◆ **RECORD EXCERPTS**:
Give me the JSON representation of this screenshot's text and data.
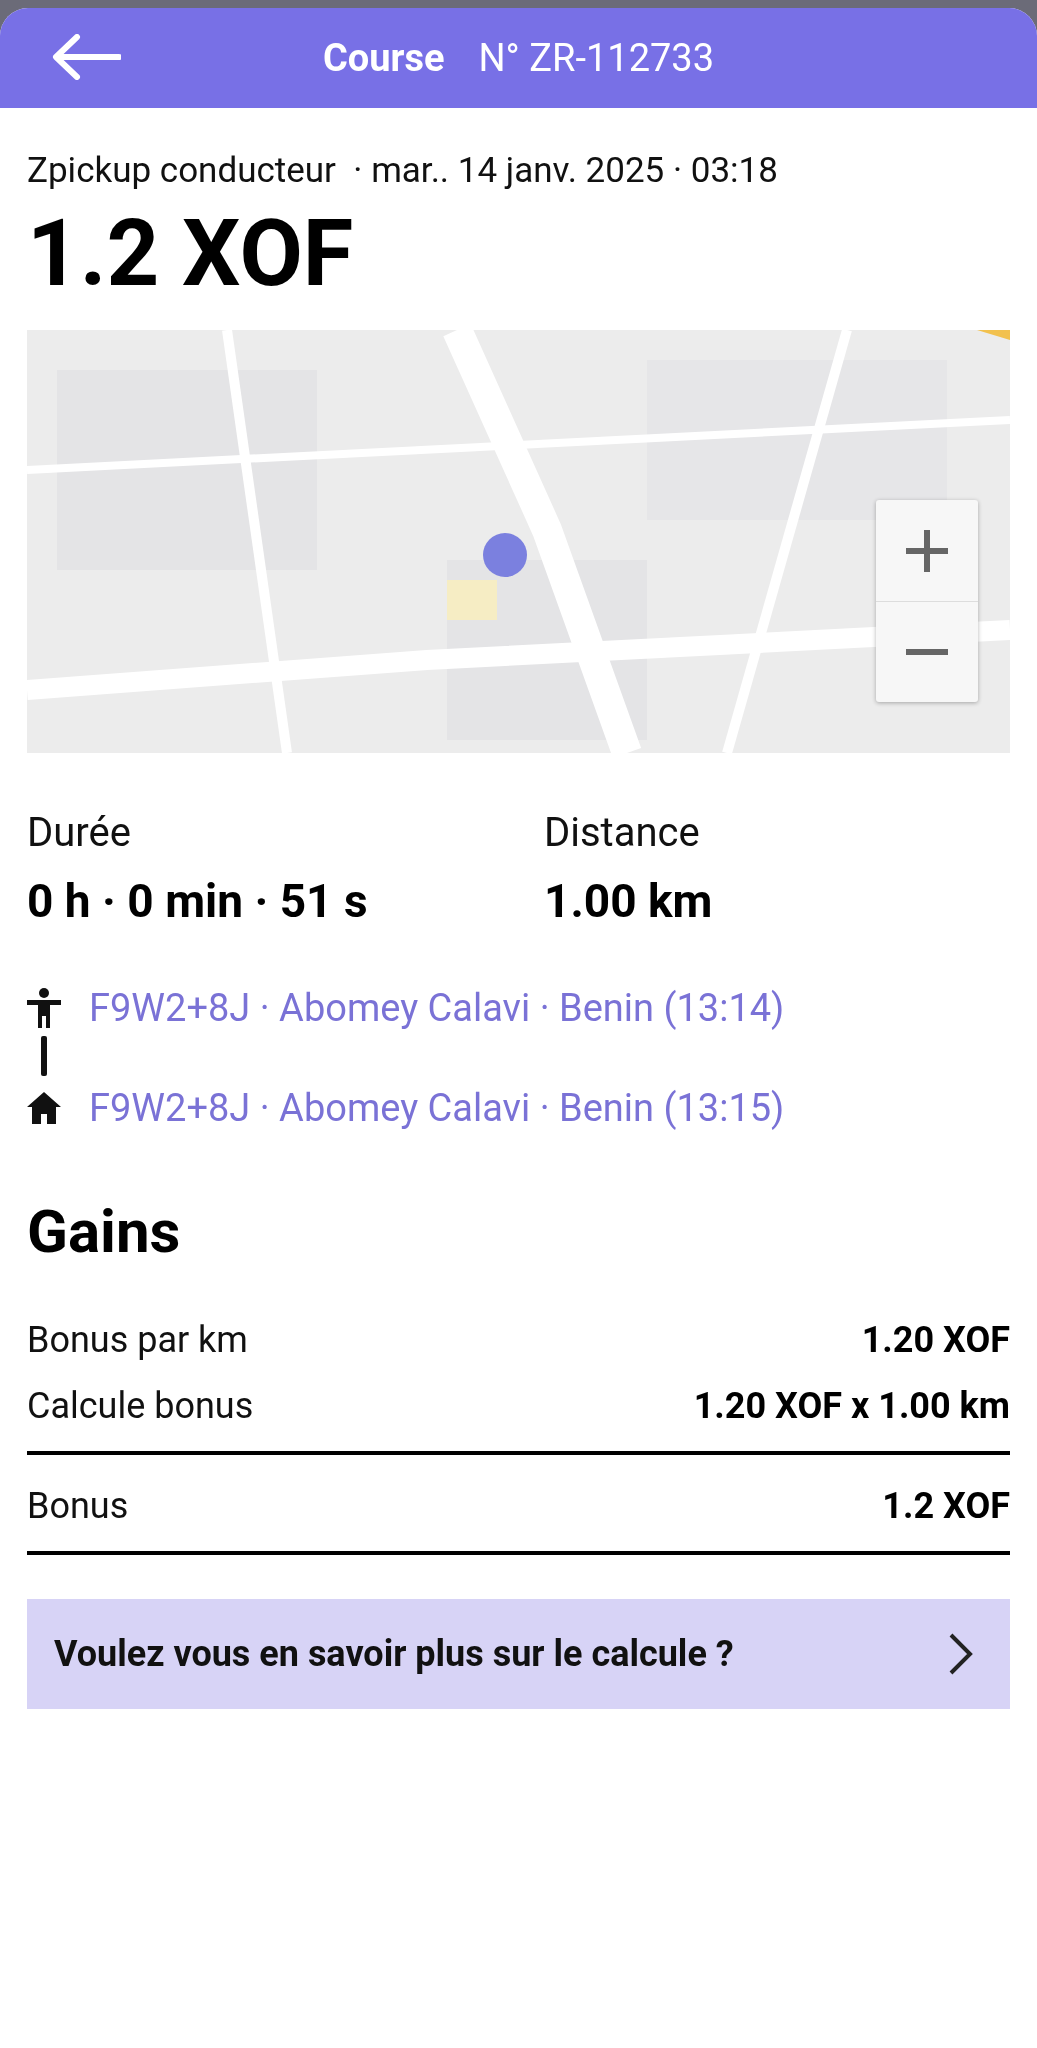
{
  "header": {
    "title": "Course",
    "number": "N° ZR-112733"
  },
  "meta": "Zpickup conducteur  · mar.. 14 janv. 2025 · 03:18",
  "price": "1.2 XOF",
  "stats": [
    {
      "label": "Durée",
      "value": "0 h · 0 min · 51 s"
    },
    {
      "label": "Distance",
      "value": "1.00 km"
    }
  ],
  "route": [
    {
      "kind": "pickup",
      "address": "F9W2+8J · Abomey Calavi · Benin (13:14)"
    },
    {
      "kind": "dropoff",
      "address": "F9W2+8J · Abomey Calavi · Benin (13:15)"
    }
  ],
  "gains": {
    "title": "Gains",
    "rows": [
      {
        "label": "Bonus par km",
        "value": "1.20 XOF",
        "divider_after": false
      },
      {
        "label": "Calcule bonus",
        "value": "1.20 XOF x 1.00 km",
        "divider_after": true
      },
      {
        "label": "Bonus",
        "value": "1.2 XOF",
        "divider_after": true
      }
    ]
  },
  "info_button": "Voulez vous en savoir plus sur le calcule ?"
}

◆ **REQUIREMENTS**:
Pictures are excluded; copy all other data exactly as shown.

◆ **TASK RESULT**:
Give me the JSON representation of this screenshot's text and data.
{
  "header": {
    "title": "Course",
    "number": "N° ZR-112733"
  },
  "meta": "Zpickup conducteur  · mar.. 14 janv. 2025 · 03:18",
  "price": "1.2 XOF",
  "stats": [
    {
      "label": "Durée",
      "value": "0 h · 0 min · 51 s"
    },
    {
      "label": "Distance",
      "value": "1.00 km"
    }
  ],
  "route": [
    {
      "kind": "pickup",
      "address": "F9W2+8J · Abomey Calavi · Benin (13:14)"
    },
    {
      "kind": "dropoff",
      "address": "F9W2+8J · Abomey Calavi · Benin (13:15)"
    }
  ],
  "gains": {
    "title": "Gains",
    "rows": [
      {
        "label": "Bonus par km",
        "value": "1.20 XOF",
        "divider_after": false
      },
      {
        "label": "Calcule bonus",
        "value": "1.20 XOF x 1.00 km",
        "divider_after": true
      },
      {
        "label": "Bonus",
        "value": "1.2 XOF",
        "divider_after": true
      }
    ]
  },
  "info_button": "Voulez vous en savoir plus sur le calcule ?"
}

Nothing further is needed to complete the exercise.